→ Exercise goal: Without including any pictures, write out the listing below exactly.

→ Records for this task:
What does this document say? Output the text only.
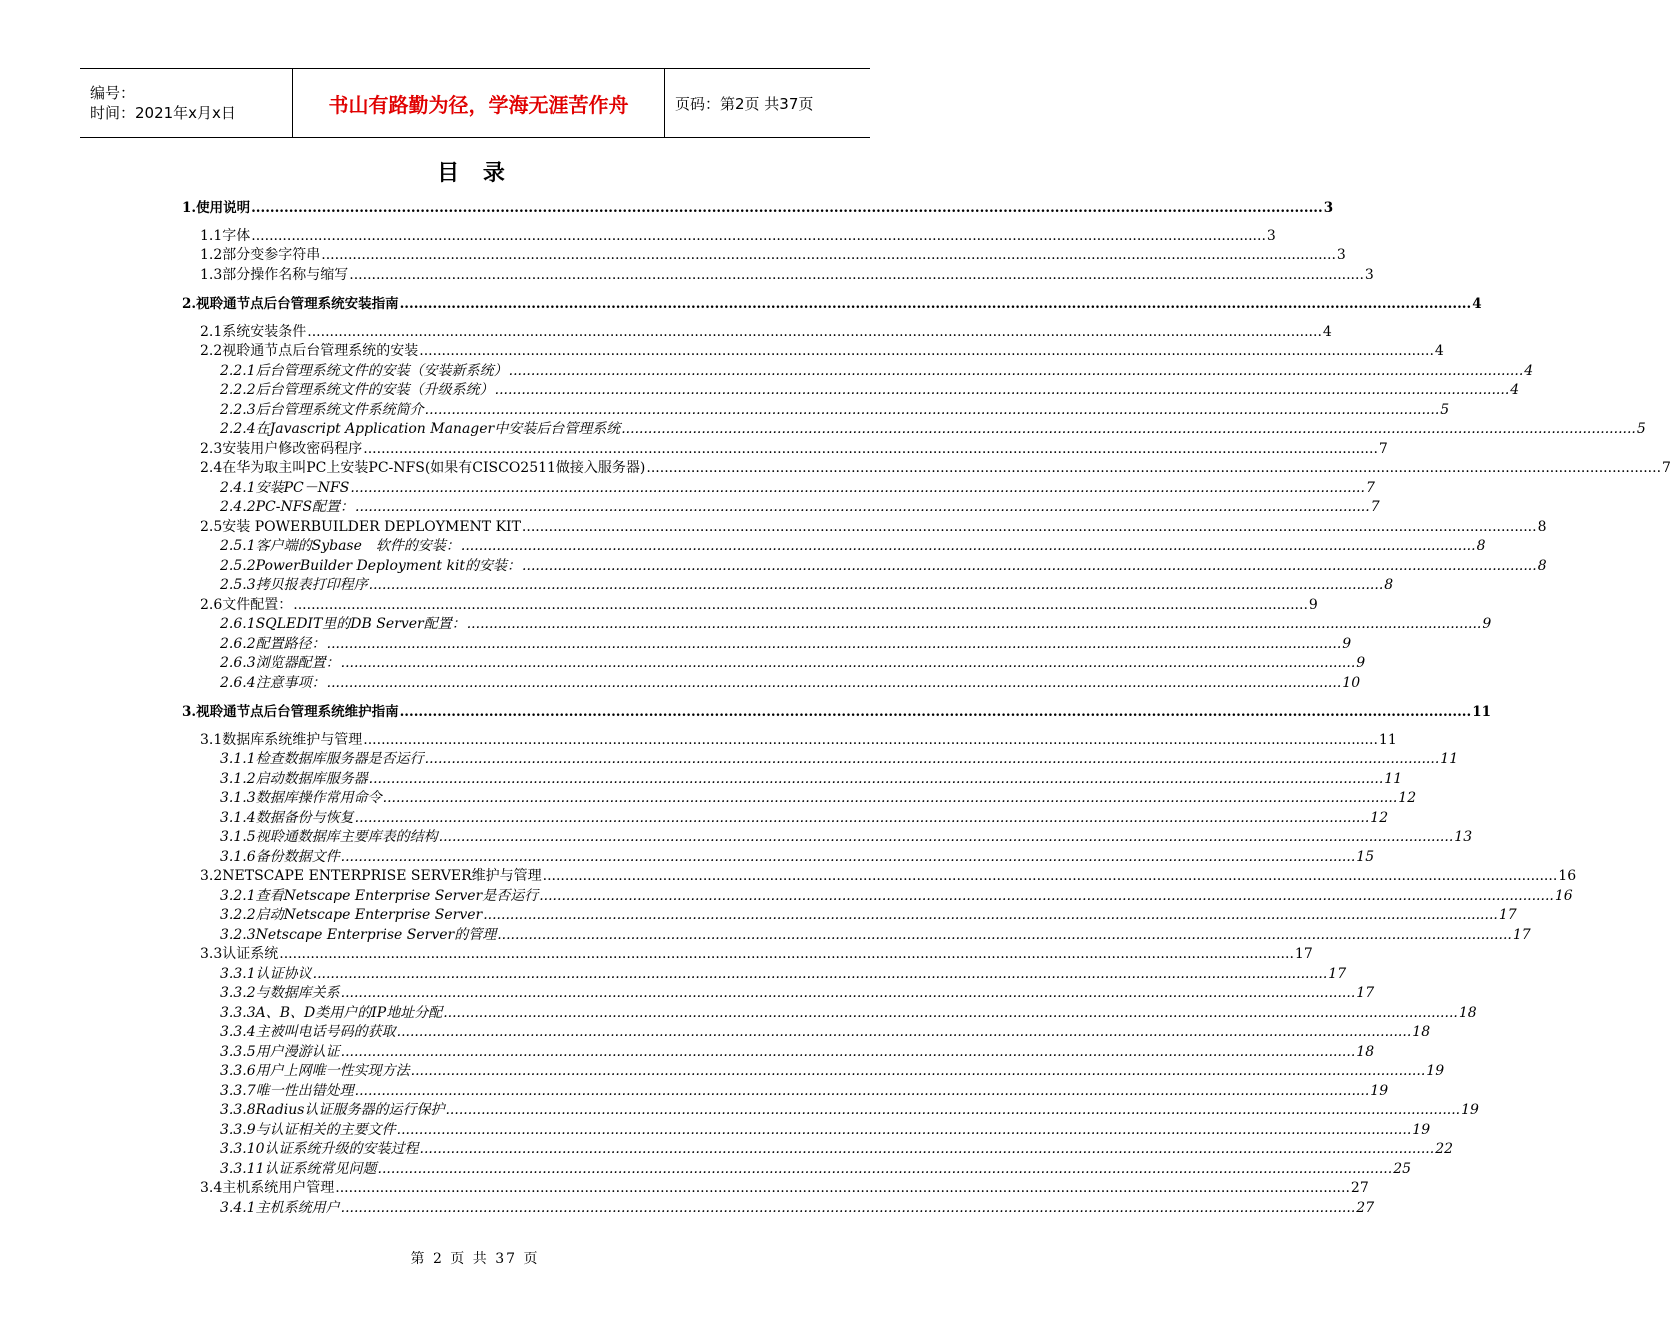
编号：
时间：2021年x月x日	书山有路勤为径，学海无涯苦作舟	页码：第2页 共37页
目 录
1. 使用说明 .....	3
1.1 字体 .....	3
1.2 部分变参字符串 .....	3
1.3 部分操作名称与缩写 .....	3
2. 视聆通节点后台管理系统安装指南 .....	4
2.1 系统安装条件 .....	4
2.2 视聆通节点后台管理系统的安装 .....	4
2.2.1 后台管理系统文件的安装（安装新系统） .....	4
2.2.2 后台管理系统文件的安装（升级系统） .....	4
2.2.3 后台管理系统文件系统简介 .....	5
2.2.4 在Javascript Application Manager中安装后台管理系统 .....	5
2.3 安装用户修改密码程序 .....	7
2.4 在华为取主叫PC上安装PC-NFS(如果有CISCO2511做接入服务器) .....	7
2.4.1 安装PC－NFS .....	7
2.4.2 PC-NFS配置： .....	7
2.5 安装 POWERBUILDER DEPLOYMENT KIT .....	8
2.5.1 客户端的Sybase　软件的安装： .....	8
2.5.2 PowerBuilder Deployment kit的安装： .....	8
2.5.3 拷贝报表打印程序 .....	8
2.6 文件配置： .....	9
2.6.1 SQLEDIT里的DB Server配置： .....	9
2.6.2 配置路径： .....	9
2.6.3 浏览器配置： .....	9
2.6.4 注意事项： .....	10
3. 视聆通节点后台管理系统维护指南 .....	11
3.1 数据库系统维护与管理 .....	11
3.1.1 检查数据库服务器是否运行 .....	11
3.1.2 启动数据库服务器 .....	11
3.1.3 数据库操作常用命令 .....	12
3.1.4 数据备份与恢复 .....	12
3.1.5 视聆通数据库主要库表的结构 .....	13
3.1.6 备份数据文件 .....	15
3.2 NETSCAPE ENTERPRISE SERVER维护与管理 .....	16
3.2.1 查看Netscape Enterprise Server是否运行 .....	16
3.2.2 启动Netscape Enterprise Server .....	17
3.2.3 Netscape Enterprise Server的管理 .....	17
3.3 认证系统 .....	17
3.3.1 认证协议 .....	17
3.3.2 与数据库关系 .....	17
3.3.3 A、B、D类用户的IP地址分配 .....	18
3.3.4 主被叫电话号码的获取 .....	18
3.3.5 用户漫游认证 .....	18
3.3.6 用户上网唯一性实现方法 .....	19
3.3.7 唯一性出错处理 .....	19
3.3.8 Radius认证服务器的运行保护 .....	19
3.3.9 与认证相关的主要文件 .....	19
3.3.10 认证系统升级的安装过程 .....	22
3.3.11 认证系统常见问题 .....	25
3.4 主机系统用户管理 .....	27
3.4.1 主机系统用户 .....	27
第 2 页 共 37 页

→ Finished task:
What does this document say? Output the text only.
编号：
时间：2021年x月x日	书山有路勤为径，学海无涯苦作舟	页码：第2页 共37页
目 录
1. 使用说明 .....	3
1.1 字体 .....	3
1.2 部分变参字符串 .....	3
1.3 部分操作名称与缩写 .....	3
2. 视聆通节点后台管理系统安装指南 .....	4
2.1 系统安装条件 .....	4
2.2 视聆通节点后台管理系统的安装 .....	4
2.2.1 后台管理系统文件的安装（安装新系统） .....	4
2.2.2 后台管理系统文件的安装（升级系统） .....	4
2.2.3 后台管理系统文件系统简介 .....	5
2.2.4 在Javascript Application Manager中安装后台管理系统 .....	5
2.3 安装用户修改密码程序 .....	7
2.4 在华为取主叫PC上安装PC-NFS(如果有CISCO2511做接入服务器) .....	7
2.4.1 安装PC－NFS .....	7
2.4.2 PC-NFS配置： .....	7
2.5 安装 POWERBUILDER DEPLOYMENT KIT .....	8
2.5.1 客户端的Sybase　软件的安装： .....	8
2.5.2 PowerBuilder Deployment kit的安装： .....	8
2.5.3 拷贝报表打印程序 .....	8
2.6 文件配置： .....	9
2.6.1 SQLEDIT里的DB Server配置： .....	9
2.6.2 配置路径： .....	9
2.6.3 浏览器配置： .....	9
2.6.4 注意事项： .....	10
3. 视聆通节点后台管理系统维护指南 .....	11
3.1 数据库系统维护与管理 .....	11
3.1.1 检查数据库服务器是否运行 .....	11
3.1.2 启动数据库服务器 .....	11
3.1.3 数据库操作常用命令 .....	12
3.1.4 数据备份与恢复 .....	12
3.1.5 视聆通数据库主要库表的结构 .....	13
3.1.6 备份数据文件 .....	15
3.2 NETSCAPE ENTERPRISE SERVER维护与管理 .....	16
3.2.1 查看Netscape Enterprise Server是否运行 .....	16
3.2.2 启动Netscape Enterprise Server .....	17
3.2.3 Netscape Enterprise Server的管理 .....	17
3.3 认证系统 .....	17
3.3.1 认证协议 .....	17
3.3.2 与数据库关系 .....	17
3.3.3 A、B、D类用户的IP地址分配 .....	18
3.3.4 主被叫电话号码的获取 .....	18
3.3.5 用户漫游认证 .....	18
3.3.6 用户上网唯一性实现方法 .....	19
3.3.7 唯一性出错处理 .....	19
3.3.8 Radius认证服务器的运行保护 .....	19
3.3.9 与认证相关的主要文件 .....	19
3.3.10 认证系统升级的安装过程 .....	22
3.3.11 认证系统常见问题 .....	25
3.4 主机系统用户管理 .....	27
3.4.1 主机系统用户 .....	27
第 2 页 共 37 页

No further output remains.